- _EXERCISE OBJECTIVE_: Copy out the entries exactly, from the first line to the last.

_ _ _

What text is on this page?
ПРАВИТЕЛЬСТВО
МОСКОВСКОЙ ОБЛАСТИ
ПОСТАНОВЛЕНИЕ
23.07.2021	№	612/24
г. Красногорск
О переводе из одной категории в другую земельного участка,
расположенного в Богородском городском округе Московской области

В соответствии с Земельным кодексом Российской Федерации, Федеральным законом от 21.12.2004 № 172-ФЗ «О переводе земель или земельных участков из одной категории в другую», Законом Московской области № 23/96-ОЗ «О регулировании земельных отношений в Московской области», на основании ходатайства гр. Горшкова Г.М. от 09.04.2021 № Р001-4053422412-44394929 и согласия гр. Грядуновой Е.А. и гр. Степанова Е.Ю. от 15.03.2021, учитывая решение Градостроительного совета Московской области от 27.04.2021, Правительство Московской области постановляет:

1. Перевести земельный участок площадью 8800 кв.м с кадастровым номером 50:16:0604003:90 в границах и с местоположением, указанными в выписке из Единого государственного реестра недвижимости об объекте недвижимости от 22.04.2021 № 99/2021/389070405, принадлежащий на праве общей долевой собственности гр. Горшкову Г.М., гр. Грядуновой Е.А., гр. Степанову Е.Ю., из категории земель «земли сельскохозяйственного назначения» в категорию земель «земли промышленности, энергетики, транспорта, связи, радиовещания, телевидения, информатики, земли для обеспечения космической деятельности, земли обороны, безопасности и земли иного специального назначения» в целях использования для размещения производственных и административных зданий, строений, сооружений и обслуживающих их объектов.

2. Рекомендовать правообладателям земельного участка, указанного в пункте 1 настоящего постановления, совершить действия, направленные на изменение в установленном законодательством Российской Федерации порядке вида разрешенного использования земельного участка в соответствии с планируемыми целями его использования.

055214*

_ _ _

- _THE ANSWER_:
What text is on this page?
ПРАВИТЕЛЬСТВО
МОСКОВСКОЙ ОБЛАСТИ
ПОСТАНОВЛЕНИЕ
23.07.2021	№	612/24
г. Красногорск
О переводе из одной категории в другую земельного участка,
расположенного в Богородском городском округе Московской области

В соответствии с Земельным кодексом Российской Федерации, Федеральным законом от 21.12.2004 № 172-ФЗ «О переводе земель или земельных участков из одной категории в другую», Законом Московской области № 23/96-ОЗ «О регулировании земельных отношений в Московской области», на основании ходатайства гр. Горшкова Г.М. от 09.04.2021 № Р001-4053422412-44394929 и согласия гр. Грядуновой Е.А. и гр. Степанова Е.Ю. от 15.03.2021, учитывая решение Градостроительного совета Московской области от 27.04.2021, Правительство Московской области постановляет:

1. Перевести земельный участок площадью 8800 кв.м с кадастровым номером 50:16:0604003:90 в границах и с местоположением, указанными в выписке из Единого государственного реестра недвижимости об объекте недвижимости от 22.04.2021 № 99/2021/389070405, принадлежащий на праве общей долевой собственности гр. Горшкову Г.М., гр. Грядуновой Е.А., гр. Степанову Е.Ю., из категории земель «земли сельскохозяйственного назначения» в категорию земель «земли промышленности, энергетики, транспорта, связи, радиовещания, телевидения, информатики, земли для обеспечения космической деятельности, земли обороны, безопасности и земли иного специального назначения» в целях использования для размещения производственных и административных зданий, строений, сооружений и обслуживающих их объектов.

2. Рекомендовать правообладателям земельного участка, указанного в пункте 1 настоящего постановления, совершить действия, направленные на изменение в установленном законодательством Российской Федерации порядке вида разрешенного использования земельного участка в соответствии с планируемыми целями его использования.

055214*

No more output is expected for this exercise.